*TASK TO CARRY OUT*:
Please reproduce word for word the entries from the line with "row-number: 19. [81,713,114,778]" up to and including the line with "text-line: Федерации [117,566,184,582]", and nothing else.
** Start **
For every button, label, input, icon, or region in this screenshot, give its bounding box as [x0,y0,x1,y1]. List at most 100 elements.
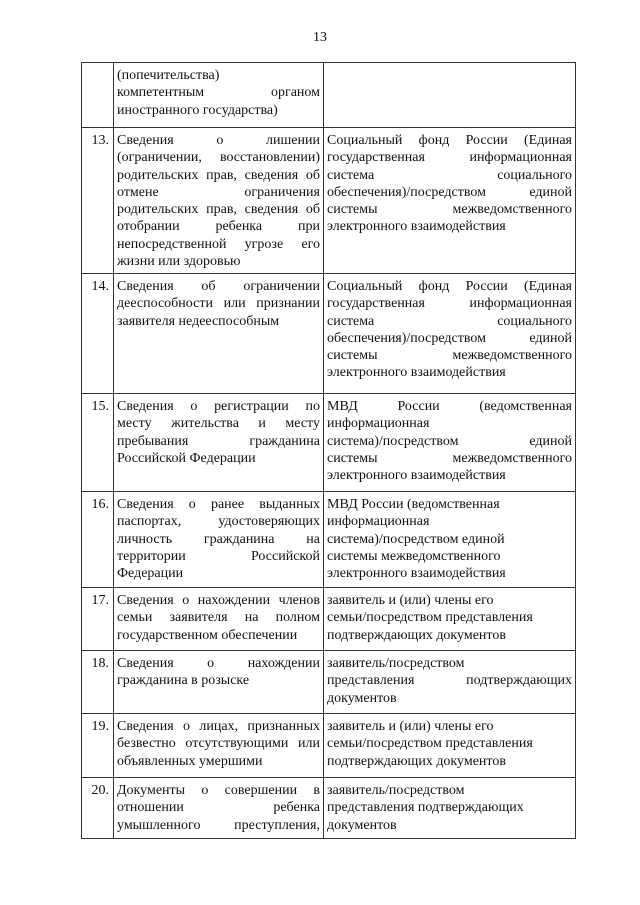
row-number: 19. [81,713,114,778]
text-line: представления подтверждающих [327,673,572,689]
information-cell: Документы о совершении в отношении ребенк… [113,777,324,839]
text-line: паспортах, удостоверяющих [117,514,320,530]
page-number: 13 [313,30,327,45]
text-line: семьи заявителя на полном [117,610,320,626]
row-number: 18. [81,650,114,714]
text-line: семьи/посредством представления [327,736,533,752]
row-number: 20. [81,777,114,839]
text-line: иностранного государства) [117,102,278,118]
documents-table: (попечительства) компетентным органом инос… [81,62,576,839]
text-line: МВД России (ведомственная [327,497,500,512]
text-line: дееспособности или признании [117,296,320,312]
text-line: системы межведомственного [327,548,501,564]
source-cell: заявитель/посредством представления подтв… [323,777,576,839]
text-line: обеспечения)/посредством единой [327,184,572,200]
text-line: государственная информационная [327,296,572,312]
text-line: государственном обеспечении [117,627,298,643]
text-line: подтверждающих документов [327,753,506,769]
source-cell: Социальный фонд России (Единая государств… [323,273,576,394]
text-line: объявленных умершими [117,753,263,769]
text-line: система социального [327,313,572,329]
information-cell: Сведения о лицах, признанных безвестно от… [113,713,324,778]
table-row: 13. Сведения о лишении (ограничении, восст… [81,127,576,274]
information-cell: Сведения о нахождении гражданина в розыск… [113,650,324,714]
text-line: электронного взаимодействия [327,566,506,582]
source-cell: МВД России (ведомственная информационная с… [323,491,576,588]
text-line: пребывания гражданина [117,433,320,449]
text-line: МВД России (ведомственная [327,399,572,414]
text-line: электронного взаимодействия [327,219,506,235]
text-line: месту жительства и месту [117,416,320,432]
text-line: система социального [327,167,572,183]
text-line: подтверждающих документов [327,627,506,643]
text-line: системы межведомственного [327,202,572,218]
table-row: 20. Документы о совершении в отношении реб… [81,777,576,839]
text-line: Документы о совершении в [117,783,320,798]
text-line: Сведения о регистрации по [117,399,320,414]
source-cell: заявитель и (или) члены его семьи/посредс… [323,587,576,651]
source-cell: заявитель и (или) члены его семьи/посредс… [323,713,576,778]
text-line: Федерации [117,566,184,582]
text-line: отобрании ребенка при [117,219,320,235]
table-row: (попечительства) компетентным органом инос… [81,62,576,128]
text-line: обеспечения)/посредством единой [327,330,572,346]
information-cell: Сведения о нахождении членов семьи заявит… [113,587,324,651]
text-line: заявитель и (или) члены его [327,593,494,608]
text-line: непосредственной угрозе его [117,236,320,252]
text-line: личность гражданина на [117,531,320,547]
row-number: 13. [81,127,114,274]
text-line: семьи/посредством представления [327,610,533,626]
text-line: информационная [327,416,430,432]
text-line: отношении ребенка [117,800,320,816]
text-line: (попечительства) [117,68,220,83]
text-line: безвестно отсутствующими или [117,736,320,752]
text-line: представления подтверждающих [327,800,524,816]
row-number: 14. [81,273,114,394]
text-line: заявитель/посредством [327,656,465,671]
text-line: электронного взаимодействия [327,468,506,484]
table-row: 17. Сведения о нахождении членов семьи зая… [81,587,576,651]
text-line: информационная [327,514,430,530]
text-line: (ограничении, восстановлении) [117,150,320,166]
text-line: жизни или здоровью [117,254,241,270]
source-cell [323,62,576,128]
information-cell: (попечительства) компетентным органом инос… [113,62,324,128]
information-cell: Сведения о лишении (ограничении, восстано… [113,127,324,274]
information-cell: Сведения о ранее выданных паспортах, удос… [113,491,324,588]
text-line: отмене ограничения [117,184,320,200]
row-number: 16. [81,491,114,588]
text-line: умышленного преступления, [117,817,320,833]
text-line: Сведения о нахождении [117,656,320,671]
text-line: Сведения о лицах, признанных [117,719,320,734]
row-number: 15. [81,393,114,492]
text-line: документов [327,690,397,706]
text-line: территории Российской [117,548,320,564]
text-line: Социальный фонд России (Единая [327,133,572,148]
text-line: Сведения об ограничении [117,279,320,294]
text-line: компетентным органом [117,85,320,101]
row-number: 17. [81,587,114,651]
table-row: 15. Сведения о регистрации по месту житель… [81,393,576,492]
text-line: заявитель/посредством [327,783,465,798]
text-line: Сведения о лишении [117,133,320,148]
text-line: системы межведомственного [327,348,572,364]
table-row: 16. Сведения о ранее выданных паспортах, у… [81,491,576,588]
text-line: Сведения о ранее выданных [117,497,320,512]
text-line: системы межведомственного [327,450,572,466]
text-line: заявитель и (или) члены его [327,719,494,734]
text-line: государственная информационная [327,150,572,166]
text-line: электронного взаимодействия [327,365,506,381]
row-number [81,62,114,128]
text-line: Социальный фонд России (Единая [327,279,572,294]
text-line: заявителя недееспособным [117,313,280,329]
table-row: 18. Сведения о нахождении гражданина в роз… [81,650,576,714]
text-line: система)/посредством единой [327,433,572,449]
text-line: гражданина в розыске [117,673,250,689]
text-line: документов [327,817,397,833]
text-line: родительских прав, сведения об [117,202,320,218]
information-cell: Сведения о регистрации по месту жительств… [113,393,324,492]
source-cell: Социальный фонд России (Единая государств… [323,127,576,274]
source-cell: заявитель/посредством представления подтв… [323,650,576,714]
table-row: 14. Сведения об ограничении дееспособности… [81,273,576,394]
text-line: родительских прав, сведения об [117,167,320,183]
** End **
*REPLY TO THE TASK*:
row-number: 19. [81,713,114,778]
text-line: представления подтверждающих [327,673,572,689]
information-cell: Документы о совершении в отношении ребенк… [113,777,324,839]
text-line: паспортах, удостоверяющих [117,514,320,530]
page-number: 13 [313,30,327,45]
text-line: семьи заявителя на полном [117,610,320,626]
row-number: 18. [81,650,114,714]
text-line: семьи/посредством представления [327,736,533,752]
row-number: 20. [81,777,114,839]
text-line: иностранного государства) [117,102,278,118]
documents-table: (попечительства) компетентным органом инос… [81,62,576,839]
text-line: МВД России (ведомственная [327,497,500,512]
text-line: дееспособности или признании [117,296,320,312]
text-line: системы межведомственного [327,548,501,564]
source-cell: заявитель/посредством представления подтв… [323,777,576,839]
text-line: обеспечения)/посредством единой [327,184,572,200]
text-line: государственная информационная [327,296,572,312]
text-line: государственном обеспечении [117,627,298,643]
text-line: подтверждающих документов [327,753,506,769]
source-cell: Социальный фонд России (Единая государств… [323,273,576,394]
text-line: объявленных умершими [117,753,263,769]
text-line: система социального [327,313,572,329]
information-cell: Сведения о лицах, признанных безвестно от… [113,713,324,778]
table-row: 13. Сведения о лишении (ограничении, восст… [81,127,576,274]
information-cell: Сведения о нахождении гражданина в розыск… [113,650,324,714]
text-line: электронного взаимодействия [327,566,506,582]
source-cell: МВД России (ведомственная информационная с… [323,491,576,588]
text-line: пребывания гражданина [117,433,320,449]
text-line: МВД России (ведомственная [327,399,572,414]
text-line: электронного взаимодействия [327,219,506,235]
text-line: месту жительства и месту [117,416,320,432]
text-line: система социального [327,167,572,183]
text-line: подтверждающих документов [327,627,506,643]
text-line: системы межведомственного [327,202,572,218]
table-row: 20. Документы о совершении в отношении реб… [81,777,576,839]
text-line: Документы о совершении в [117,783,320,798]
text-line: Сведения о регистрации по [117,399,320,414]
source-cell: заявитель и (или) члены его семьи/посредс… [323,587,576,651]
source-cell: заявитель и (или) члены его семьи/посредс… [323,713,576,778]
text-line: Федерации [117,566,184,582]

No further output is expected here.